**Information shown:**
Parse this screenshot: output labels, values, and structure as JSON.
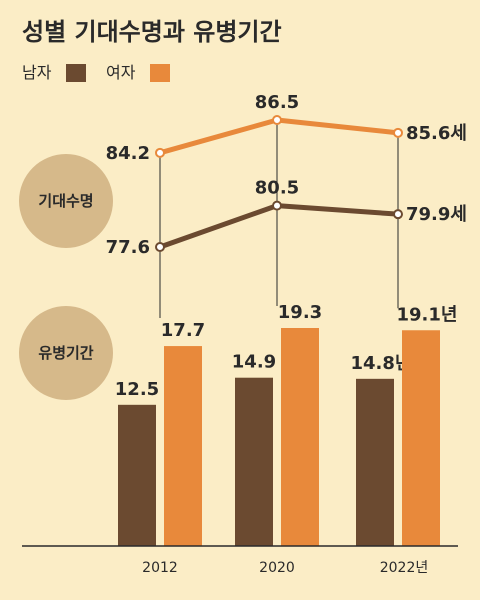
{
  "title": "성별 기대수명과 유병기간",
  "legend": [
    {
      "label": "남자",
      "color": "#6b4a30"
    },
    {
      "label": "여자",
      "color": "#e8893b"
    }
  ],
  "badges": {
    "life": "기대수명",
    "sick": "유병기간"
  },
  "colors": {
    "male": "#6b4a30",
    "female": "#e8893b",
    "badge": "#d6b98a",
    "axis": "#2a2a2a"
  },
  "chart_data": [
    {
      "type": "line",
      "categories": [
        "2012",
        "2020",
        "2022년"
      ],
      "series": [
        {
          "name": "여자",
          "values": [
            84.2,
            86.5,
            85.6
          ],
          "labels": [
            "84.2",
            "86.5",
            "85.6세"
          ]
        },
        {
          "name": "남자",
          "values": [
            77.6,
            80.5,
            79.9
          ],
          "labels": [
            "77.6",
            "80.5",
            "79.9세"
          ]
        }
      ],
      "ylim": [
        75,
        88
      ]
    },
    {
      "type": "bar",
      "categories": [
        "2012",
        "2020",
        "2022년"
      ],
      "series": [
        {
          "name": "남자",
          "values": [
            12.5,
            14.9,
            14.8
          ],
          "labels": [
            "12.5",
            "14.9",
            "14.8년"
          ]
        },
        {
          "name": "여자",
          "values": [
            17.7,
            19.3,
            19.1
          ],
          "labels": [
            "17.7",
            "19.3",
            "19.1년"
          ]
        }
      ],
      "ylim": [
        0,
        20
      ]
    }
  ]
}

**Exercise requirements:** The records above must be echoed exactly, minus their pictures.

**Solution to the exercise:**
Parse this screenshot: output labels, values, and structure as JSON.
{
  "title": "성별 기대수명과 유병기간",
  "legend": [
    {
      "label": "남자",
      "color": "#6b4a30"
    },
    {
      "label": "여자",
      "color": "#e8893b"
    }
  ],
  "badges": {
    "life": "기대수명",
    "sick": "유병기간"
  },
  "colors": {
    "male": "#6b4a30",
    "female": "#e8893b",
    "badge": "#d6b98a",
    "axis": "#2a2a2a"
  },
  "chart_data": [
    {
      "type": "line",
      "categories": [
        "2012",
        "2020",
        "2022년"
      ],
      "series": [
        {
          "name": "여자",
          "values": [
            84.2,
            86.5,
            85.6
          ],
          "labels": [
            "84.2",
            "86.5",
            "85.6세"
          ]
        },
        {
          "name": "남자",
          "values": [
            77.6,
            80.5,
            79.9
          ],
          "labels": [
            "77.6",
            "80.5",
            "79.9세"
          ]
        }
      ],
      "ylim": [
        75,
        88
      ]
    },
    {
      "type": "bar",
      "categories": [
        "2012",
        "2020",
        "2022년"
      ],
      "series": [
        {
          "name": "남자",
          "values": [
            12.5,
            14.9,
            14.8
          ],
          "labels": [
            "12.5",
            "14.9",
            "14.8년"
          ]
        },
        {
          "name": "여자",
          "values": [
            17.7,
            19.3,
            19.1
          ],
          "labels": [
            "17.7",
            "19.3",
            "19.1년"
          ]
        }
      ],
      "ylim": [
        0,
        20
      ]
    }
  ]
}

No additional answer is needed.